#### [Exercise requirements]
Where the data below has the string "JSON", return the whole line.
┌──
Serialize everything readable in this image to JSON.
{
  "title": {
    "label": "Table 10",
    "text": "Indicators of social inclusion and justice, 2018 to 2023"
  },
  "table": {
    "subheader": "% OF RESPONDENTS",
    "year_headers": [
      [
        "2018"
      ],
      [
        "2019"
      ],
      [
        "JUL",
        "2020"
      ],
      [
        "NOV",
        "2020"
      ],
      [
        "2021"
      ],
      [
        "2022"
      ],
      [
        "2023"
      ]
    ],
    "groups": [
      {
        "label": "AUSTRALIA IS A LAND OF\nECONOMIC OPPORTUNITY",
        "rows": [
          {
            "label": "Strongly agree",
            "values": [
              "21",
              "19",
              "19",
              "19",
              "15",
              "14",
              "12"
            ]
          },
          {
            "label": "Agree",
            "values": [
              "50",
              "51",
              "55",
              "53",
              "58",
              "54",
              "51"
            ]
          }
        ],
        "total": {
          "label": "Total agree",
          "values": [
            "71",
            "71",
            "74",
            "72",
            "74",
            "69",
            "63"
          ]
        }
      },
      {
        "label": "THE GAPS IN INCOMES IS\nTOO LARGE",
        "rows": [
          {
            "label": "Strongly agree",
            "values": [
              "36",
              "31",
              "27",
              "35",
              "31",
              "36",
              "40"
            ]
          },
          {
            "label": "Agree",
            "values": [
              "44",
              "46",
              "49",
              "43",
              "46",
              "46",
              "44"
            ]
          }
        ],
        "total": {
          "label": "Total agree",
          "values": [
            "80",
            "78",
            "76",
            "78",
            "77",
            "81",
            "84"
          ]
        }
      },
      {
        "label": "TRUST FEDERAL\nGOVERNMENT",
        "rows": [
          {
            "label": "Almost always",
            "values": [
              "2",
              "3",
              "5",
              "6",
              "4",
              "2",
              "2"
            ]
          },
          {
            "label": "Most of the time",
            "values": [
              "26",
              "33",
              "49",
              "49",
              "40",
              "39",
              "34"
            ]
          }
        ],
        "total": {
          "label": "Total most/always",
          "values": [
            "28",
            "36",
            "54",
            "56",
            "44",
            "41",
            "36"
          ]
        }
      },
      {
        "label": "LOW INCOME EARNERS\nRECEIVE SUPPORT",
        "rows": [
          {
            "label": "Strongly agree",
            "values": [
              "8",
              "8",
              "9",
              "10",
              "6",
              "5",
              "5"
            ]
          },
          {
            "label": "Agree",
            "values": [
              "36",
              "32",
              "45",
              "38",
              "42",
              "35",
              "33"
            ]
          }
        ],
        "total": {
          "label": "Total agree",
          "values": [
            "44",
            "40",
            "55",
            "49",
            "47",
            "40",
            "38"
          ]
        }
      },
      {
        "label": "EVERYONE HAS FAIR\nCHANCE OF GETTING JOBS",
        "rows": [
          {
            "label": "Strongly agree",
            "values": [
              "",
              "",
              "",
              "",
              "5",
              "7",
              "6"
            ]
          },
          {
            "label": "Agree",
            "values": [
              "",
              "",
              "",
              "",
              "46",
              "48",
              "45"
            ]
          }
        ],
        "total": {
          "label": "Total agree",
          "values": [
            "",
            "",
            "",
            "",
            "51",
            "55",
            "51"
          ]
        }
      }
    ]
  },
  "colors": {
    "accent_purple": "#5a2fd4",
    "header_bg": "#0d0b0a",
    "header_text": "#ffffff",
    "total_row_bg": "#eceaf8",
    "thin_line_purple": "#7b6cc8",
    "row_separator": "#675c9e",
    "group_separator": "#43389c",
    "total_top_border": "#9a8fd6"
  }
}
└──
┌──
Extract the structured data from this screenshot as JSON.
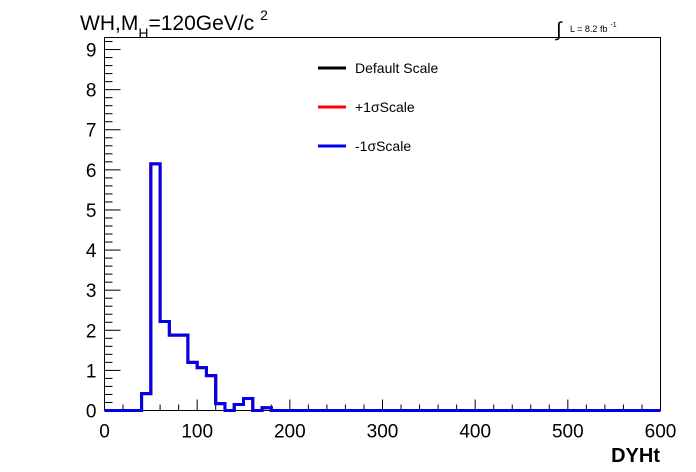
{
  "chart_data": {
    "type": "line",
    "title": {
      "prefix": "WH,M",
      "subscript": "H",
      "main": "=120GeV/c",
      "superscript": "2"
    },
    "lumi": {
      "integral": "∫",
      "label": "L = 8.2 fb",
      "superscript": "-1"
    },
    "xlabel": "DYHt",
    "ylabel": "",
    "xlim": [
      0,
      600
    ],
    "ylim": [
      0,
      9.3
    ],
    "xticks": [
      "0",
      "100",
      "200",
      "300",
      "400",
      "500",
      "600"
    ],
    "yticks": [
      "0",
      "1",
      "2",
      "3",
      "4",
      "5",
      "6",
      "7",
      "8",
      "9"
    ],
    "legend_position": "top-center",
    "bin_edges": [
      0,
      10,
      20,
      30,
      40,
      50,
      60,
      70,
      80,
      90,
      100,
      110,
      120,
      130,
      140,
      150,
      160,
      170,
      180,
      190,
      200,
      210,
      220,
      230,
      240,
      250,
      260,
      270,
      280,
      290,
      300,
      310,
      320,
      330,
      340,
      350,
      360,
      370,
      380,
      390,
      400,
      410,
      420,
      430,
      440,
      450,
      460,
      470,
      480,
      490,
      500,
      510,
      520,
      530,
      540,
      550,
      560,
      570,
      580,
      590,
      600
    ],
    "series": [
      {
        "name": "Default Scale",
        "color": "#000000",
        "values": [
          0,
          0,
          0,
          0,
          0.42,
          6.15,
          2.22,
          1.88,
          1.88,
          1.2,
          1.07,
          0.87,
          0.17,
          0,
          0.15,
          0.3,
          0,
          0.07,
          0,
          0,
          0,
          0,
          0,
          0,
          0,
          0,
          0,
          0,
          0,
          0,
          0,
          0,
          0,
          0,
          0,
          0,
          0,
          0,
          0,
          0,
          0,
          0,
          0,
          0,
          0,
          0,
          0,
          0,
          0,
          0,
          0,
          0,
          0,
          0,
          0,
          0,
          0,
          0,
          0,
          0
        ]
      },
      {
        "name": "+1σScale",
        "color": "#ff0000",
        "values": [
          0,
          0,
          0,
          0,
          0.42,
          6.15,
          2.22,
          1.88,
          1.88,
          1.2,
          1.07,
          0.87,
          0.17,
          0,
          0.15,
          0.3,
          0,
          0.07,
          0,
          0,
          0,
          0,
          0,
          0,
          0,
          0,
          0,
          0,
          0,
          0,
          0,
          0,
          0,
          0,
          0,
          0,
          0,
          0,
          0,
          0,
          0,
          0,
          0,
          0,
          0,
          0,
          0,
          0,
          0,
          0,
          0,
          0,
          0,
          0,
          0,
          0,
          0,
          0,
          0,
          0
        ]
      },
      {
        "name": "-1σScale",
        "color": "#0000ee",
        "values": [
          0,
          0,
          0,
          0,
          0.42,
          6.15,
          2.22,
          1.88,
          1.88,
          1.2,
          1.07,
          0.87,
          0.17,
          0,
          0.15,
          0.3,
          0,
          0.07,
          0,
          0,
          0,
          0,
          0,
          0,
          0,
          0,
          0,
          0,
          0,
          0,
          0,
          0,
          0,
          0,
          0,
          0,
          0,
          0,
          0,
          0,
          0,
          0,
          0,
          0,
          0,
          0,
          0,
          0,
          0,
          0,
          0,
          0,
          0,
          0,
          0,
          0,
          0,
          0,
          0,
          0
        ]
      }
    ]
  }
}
└──
┌──
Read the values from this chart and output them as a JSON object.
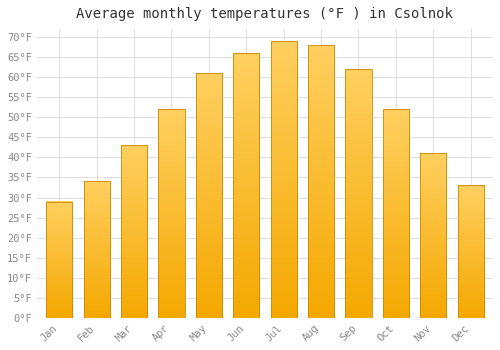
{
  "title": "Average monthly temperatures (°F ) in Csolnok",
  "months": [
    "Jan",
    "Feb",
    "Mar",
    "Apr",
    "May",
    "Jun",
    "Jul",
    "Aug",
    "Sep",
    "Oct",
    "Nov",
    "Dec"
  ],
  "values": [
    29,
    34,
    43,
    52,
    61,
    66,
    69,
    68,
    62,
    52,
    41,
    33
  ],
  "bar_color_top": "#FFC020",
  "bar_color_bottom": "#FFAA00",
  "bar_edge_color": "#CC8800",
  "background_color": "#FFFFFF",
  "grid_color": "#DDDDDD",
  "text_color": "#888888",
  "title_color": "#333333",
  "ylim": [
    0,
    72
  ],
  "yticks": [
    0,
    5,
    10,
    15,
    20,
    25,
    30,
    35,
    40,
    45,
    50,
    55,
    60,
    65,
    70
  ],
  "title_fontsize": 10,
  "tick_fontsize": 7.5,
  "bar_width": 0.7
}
└──
#### [Completed task]
Serialize everything readable in this image to JSON.
Extract the structured data from this screenshot as JSON.
Read the values from this chart and output them as a JSON object.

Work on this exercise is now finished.